──────── TASK INPUT

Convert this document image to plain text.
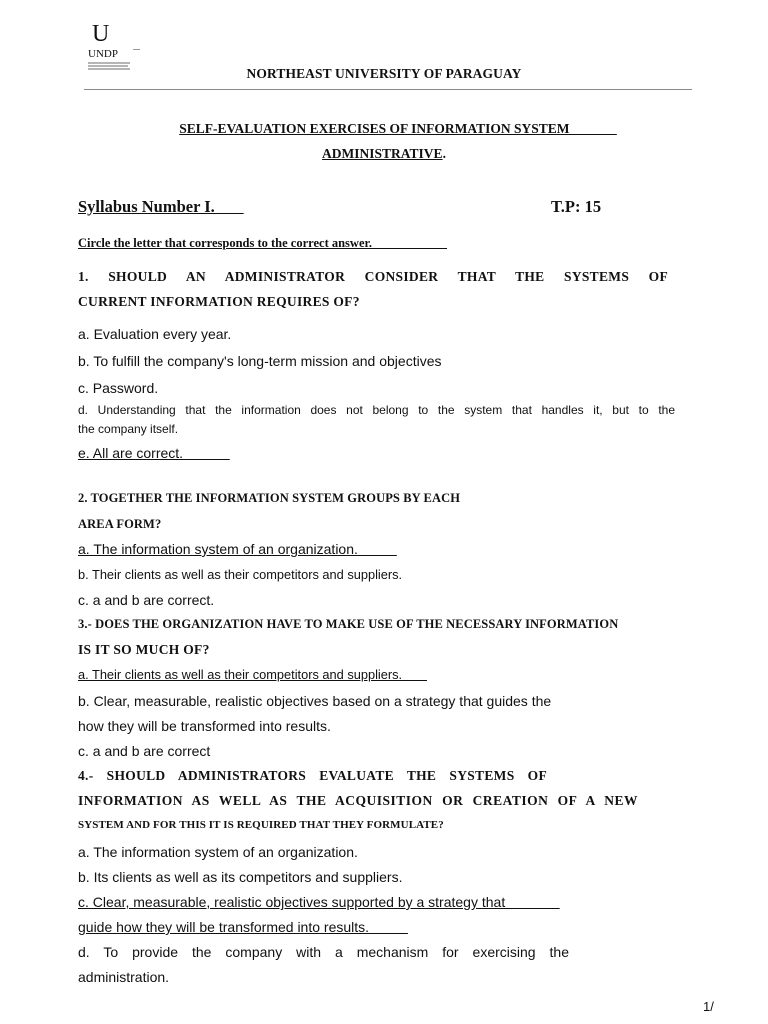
U
UNDP
NORTHEAST UNIVERSITY OF PARAGUAY
SELF-EVALUATION EXERCISES OF INFORMATION SYSTEM
ADMINISTRATIVE.
Syllabus Number I.	T.P: 15
Circle the letter that corresponds to the correct answer.
1. SHOULD AN ADMINISTRATOR CONSIDER THAT THE SYSTEMS OF
CURRENT INFORMATION REQUIRES OF?
a. Evaluation every year.
b. To fulfill the company's long-term mission and objectives
c. Password.
d. Understanding that the information does not belong to the system that handles it, but to the
the company itself.
e. All are correct.
2. TOGETHER THE INFORMATION SYSTEM GROUPS BY EACH
AREA FORM?
a. The information system of an organization.
b. Their clients as well as their competitors and suppliers.
c. a and b are correct.
3.- DOES THE ORGANIZATION HAVE TO MAKE USE OF THE NECESSARY INFORMATION
IS IT SO MUCH OF?
a. Their clients as well as their competitors and suppliers.
b. Clear, measurable, realistic objectives based on a strategy that guides the
how they will be transformed into results.
c. a and b are correct
4.- SHOULD ADMINISTRATORS EVALUATE THE SYSTEMS OF
INFORMATION AS WELL AS THE ACQUISITION OR CREATION OF A NEW
SYSTEM AND FOR THIS IT IS REQUIRED THAT THEY FORMULATE?
a. The information system of an organization.
b. Its clients as well as its competitors and suppliers.
c. Clear, measurable, realistic objectives supported by a strategy that
guide how they will be transformed into results.
d. To provide the company with a mechanism for exercising the
administration.
1/
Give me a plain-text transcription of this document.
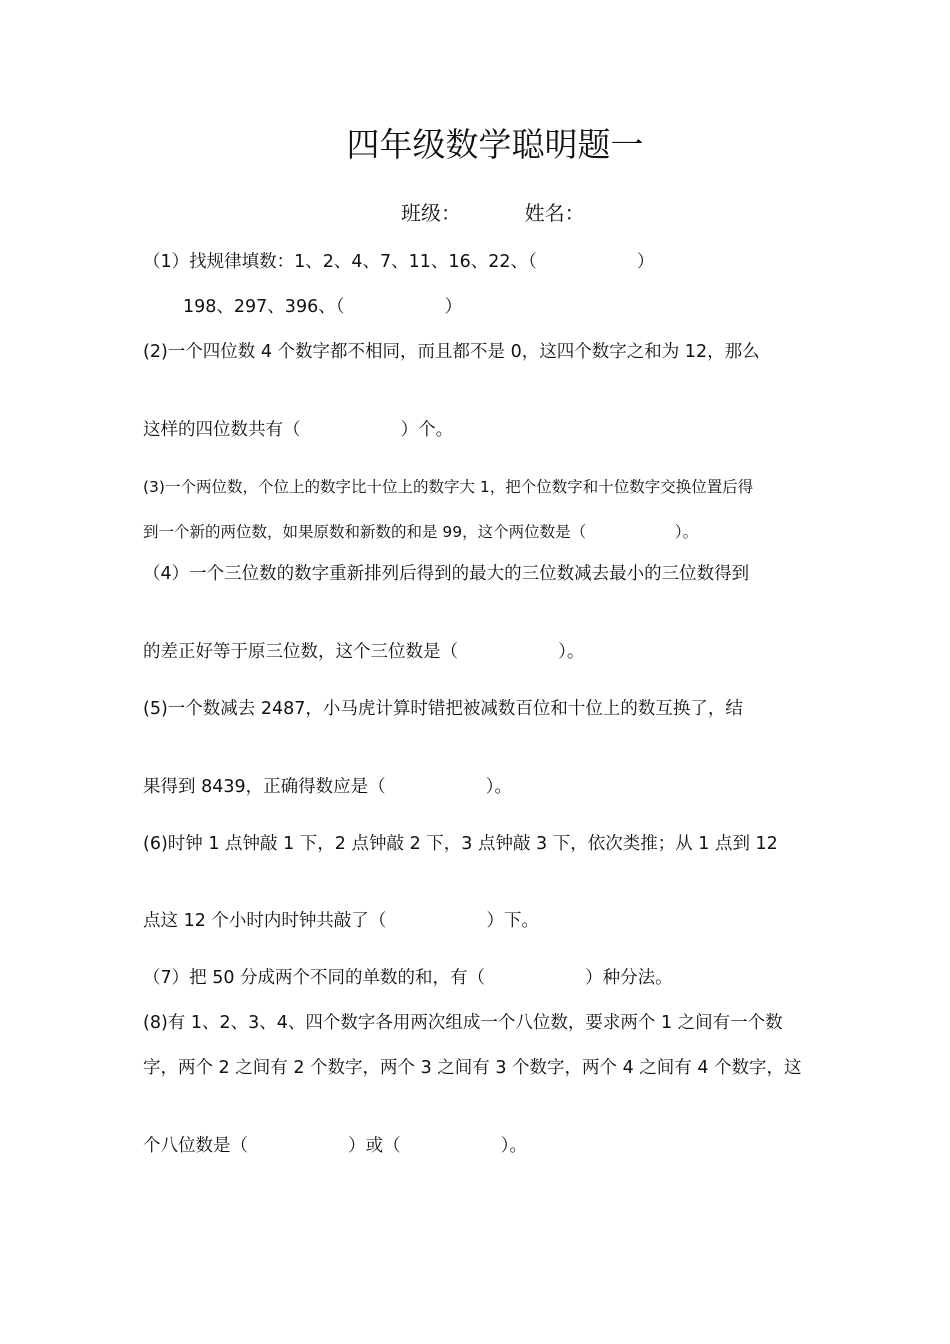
四年级数学聪明题一
班级：          姓名：
（1）找规律填数：1、2、4、7、11、16、22、（                  ）
198、297、396、（                  ）
(2)一个四位数 4 个数字都不相同，而且都不是 0，这四个数字之和为 12，那么
这样的四位数共有（                  ）个。
(3)一个两位数，个位上的数字比十位上的数字大 1，把个位数字和十位数字交换位置后得
到一个新的两位数，如果原数和新数的和是 99，这个两位数是（                  ）。
（4）一个三位数的数字重新排列后得到的最大的三位数减去最小的三位数得到
的差正好等于原三位数，这个三位数是（                  ）。
(5)一个数减去 2487，小马虎计算时错把被减数百位和十位上的数互换了，结
果得到 8439，正确得数应是（                  ）。
(6)时钟 1 点钟敲 1 下，2 点钟敲 2 下，3 点钟敲 3 下，依次类推；从 1 点到 12
点这 12 个小时内时钟共敲了（                  ）下。
（7）把 50 分成两个不同的单数的和，有（                  ）种分法。
(8)有 1、2、3、4、四个数字各用两次组成一个八位数，要求两个 1 之间有一个数
字，两个 2 之间有 2 个数字，两个 3 之间有 3 个数字，两个 4 之间有 4 个数字，这
个八位数是（                  ）或（                  ）。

────────────────

• TASK REQUIREMENTS: Using the listing, collect all lines in which the string "their" is found.

• ANSWER TO THIS EXERCISE:
b. Their clients as well as their competitors and suppliers.
a. Their clients as well as their competitors and suppliers.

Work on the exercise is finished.